== Extrait du texte ==

Émilie Côté, La Presse, 12 janvier 2008.

lundi 1 février 2010

Envoyée spéciale, Dix30

Je suis née en ville, mais dans un coin de la ville qui n'a rien de très urbain. Un quartier du nord de l'île, sans ruelles, sans escaliers en colimaçon, sans charme particulier, à moins que vous ne considériez comme charmants les abris Tempo.

Je suis née en ville mais, en fait, c'était déjà la banlieue, presque au pied du pont menant à Laval. D'ailleurs, quand c'était le temps de faire les courses, mon père disait toujours: "Je vais en ville." La preuve, s'il en faut une, que nous n'y étions pas.

Adulte, j'ai renié la banlieue, la vraie, comme celle qui ne dit pas son nom mais prend quand même sa voiture pour aller acheter une pinte de lait. Mes enfants joueront au hockey dans la ruelle et ils ne s'en porteront pas plus mal, me suis-je dit. Et tant pis si, pour le même prix, on pourrait avoir un château à Brossard avec deux lions en or devant. Tant pis s'il n'y a pas de stationnement. On peut avoir d'autres aspirations que celle de se garer aisément, non?

== Données enregistrées ==

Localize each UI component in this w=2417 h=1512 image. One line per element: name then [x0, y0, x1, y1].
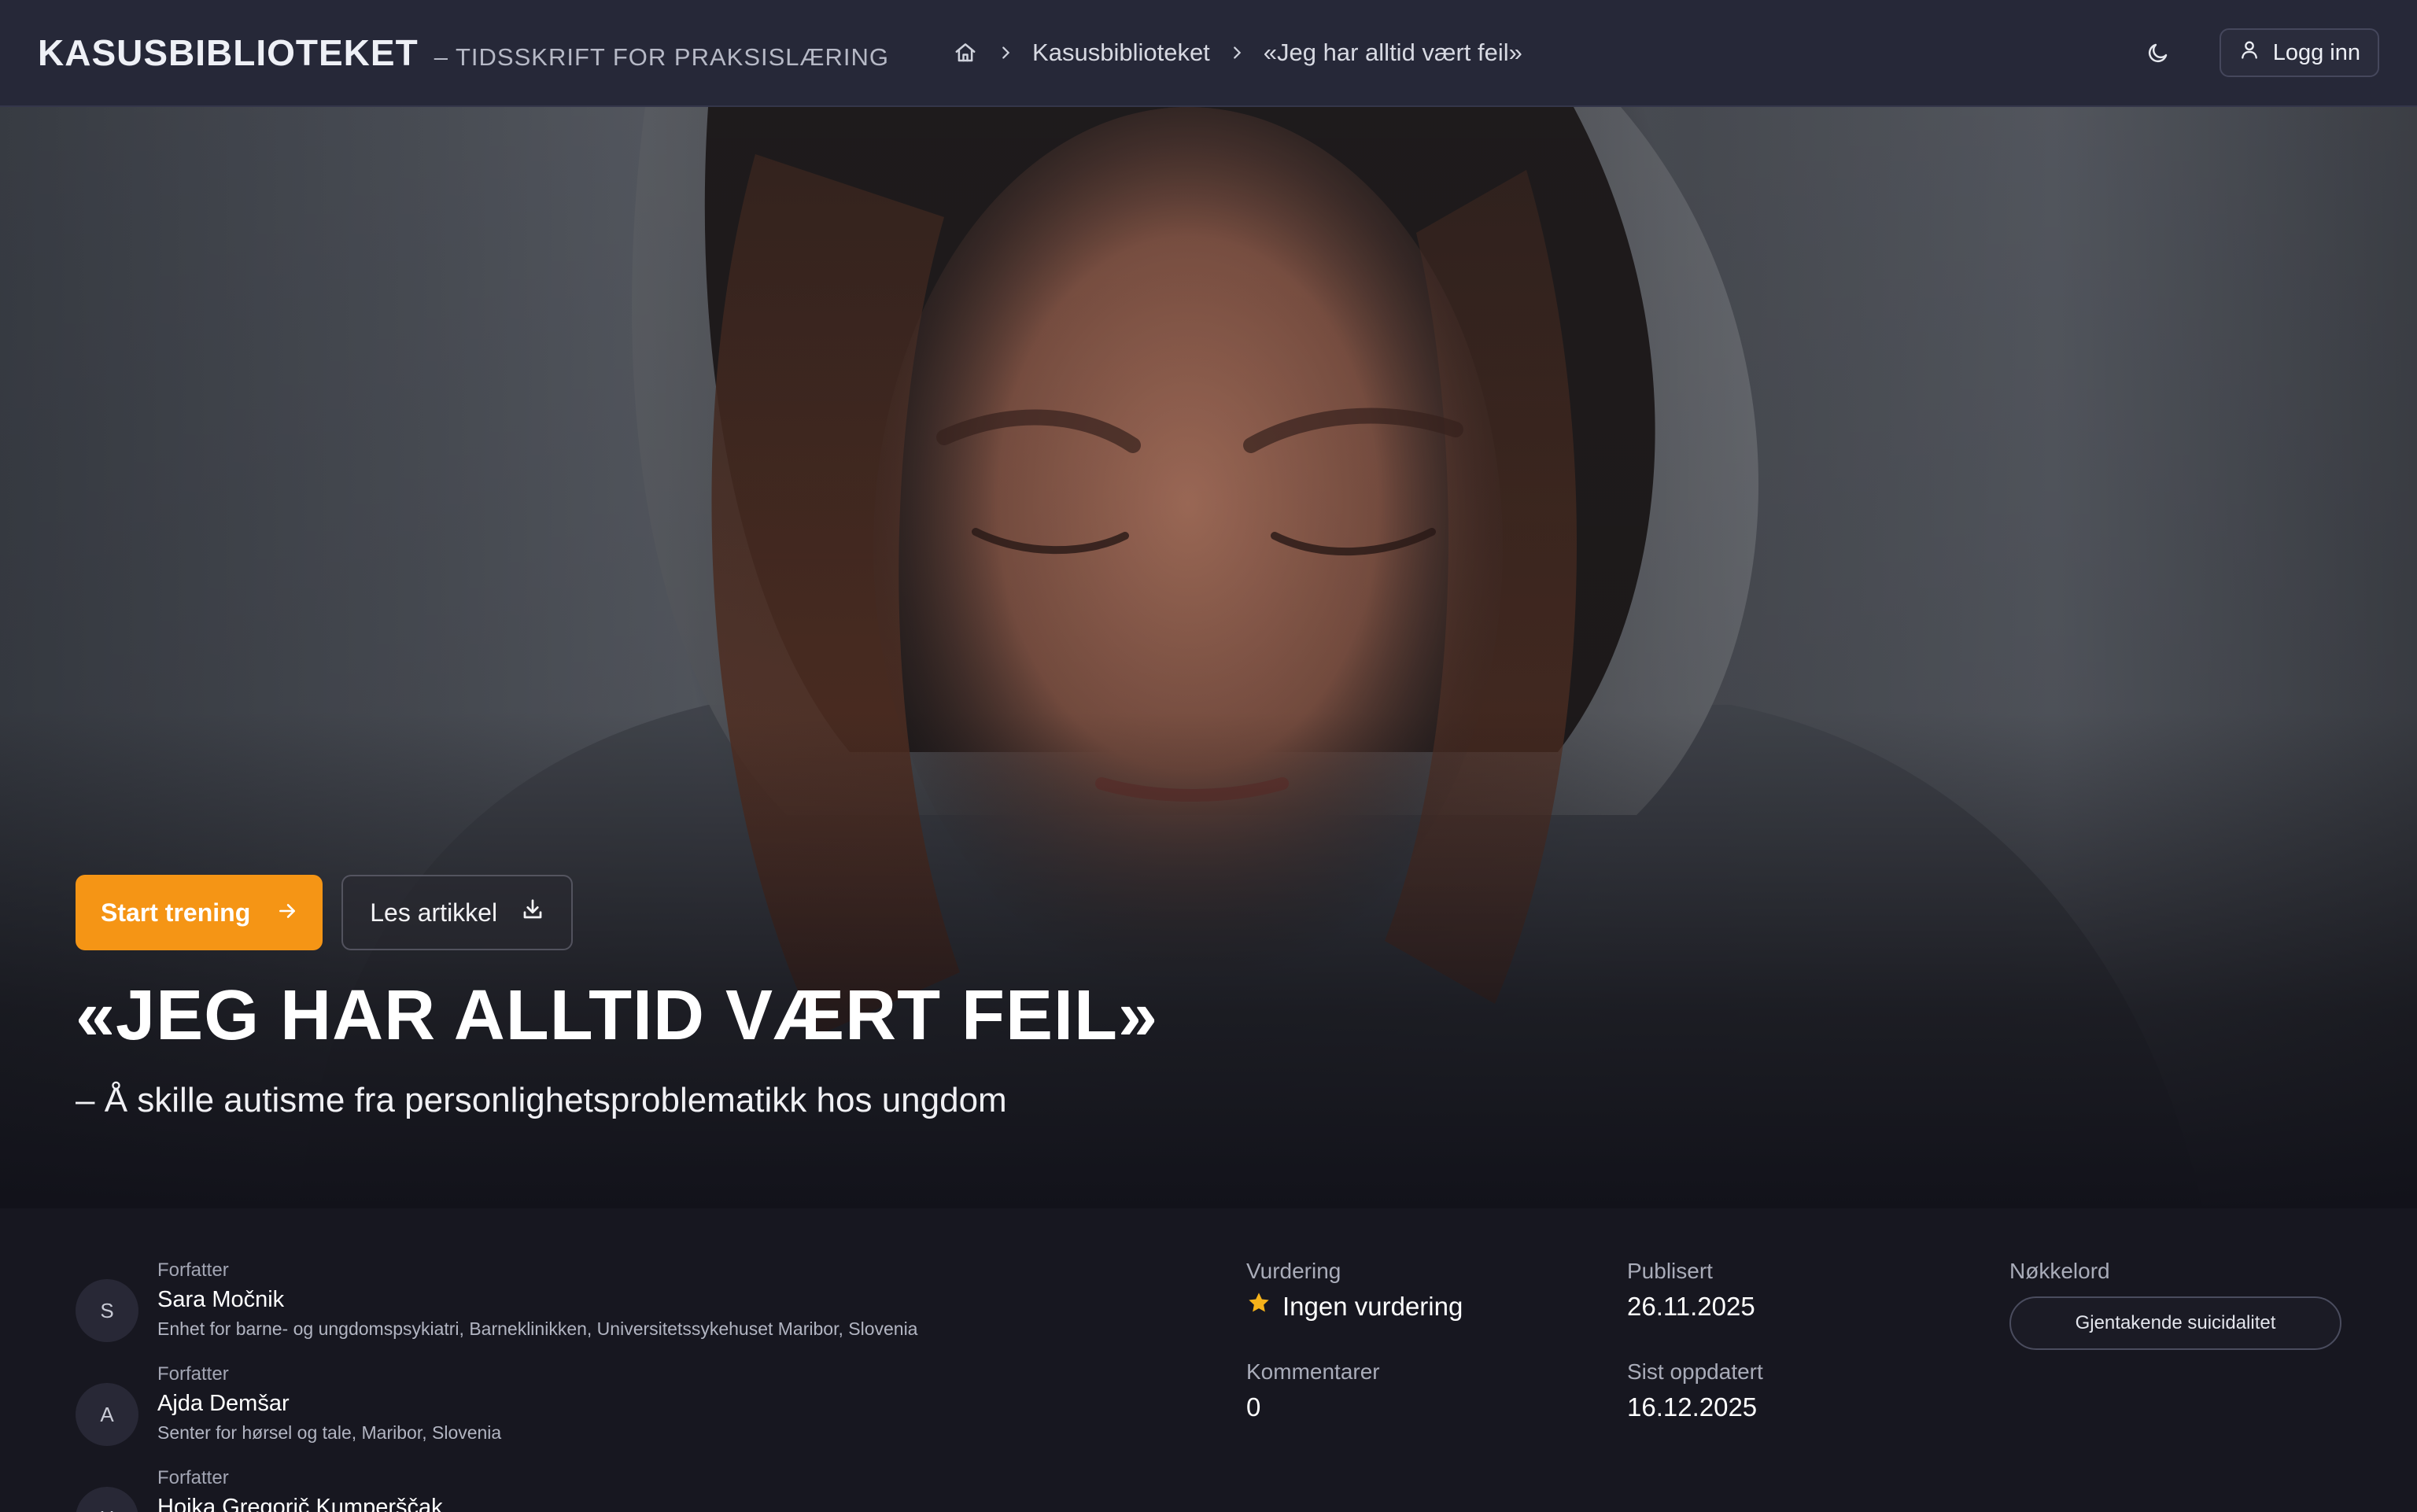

== Objectif ==
Redonnez mot pour mot le passage de l'extrait sur la banlieue qui va de « Je suis née en ville mais, en » jusqu'à « garer aisément, non? » inclus.

== Réponse ci-dessous ==
Je suis née en ville mais, en fait, c'était déjà la banlieue, presque au pied du pont menant à Laval. D'ailleurs, quand c'était le temps de faire les courses, mon père disait toujours: "Je vais en ville." La preuve, s'il en faut une, que nous n'y étions pas.

Adulte, j'ai renié la banlieue, la vraie, comme celle qui ne dit pas son nom mais prend quand même sa voiture pour aller acheter une pinte de lait. Mes enfants joueront au hockey dans la ruelle et ils ne s'en porteront pas plus mal, me suis-je dit. Et tant pis si, pour le même prix, on pourrait avoir un château à Brossard avec deux lions en or devant. Tant pis s'il n'y a pas de stationnement. On peut avoir d'autres aspirations que celle de se garer aisément, non?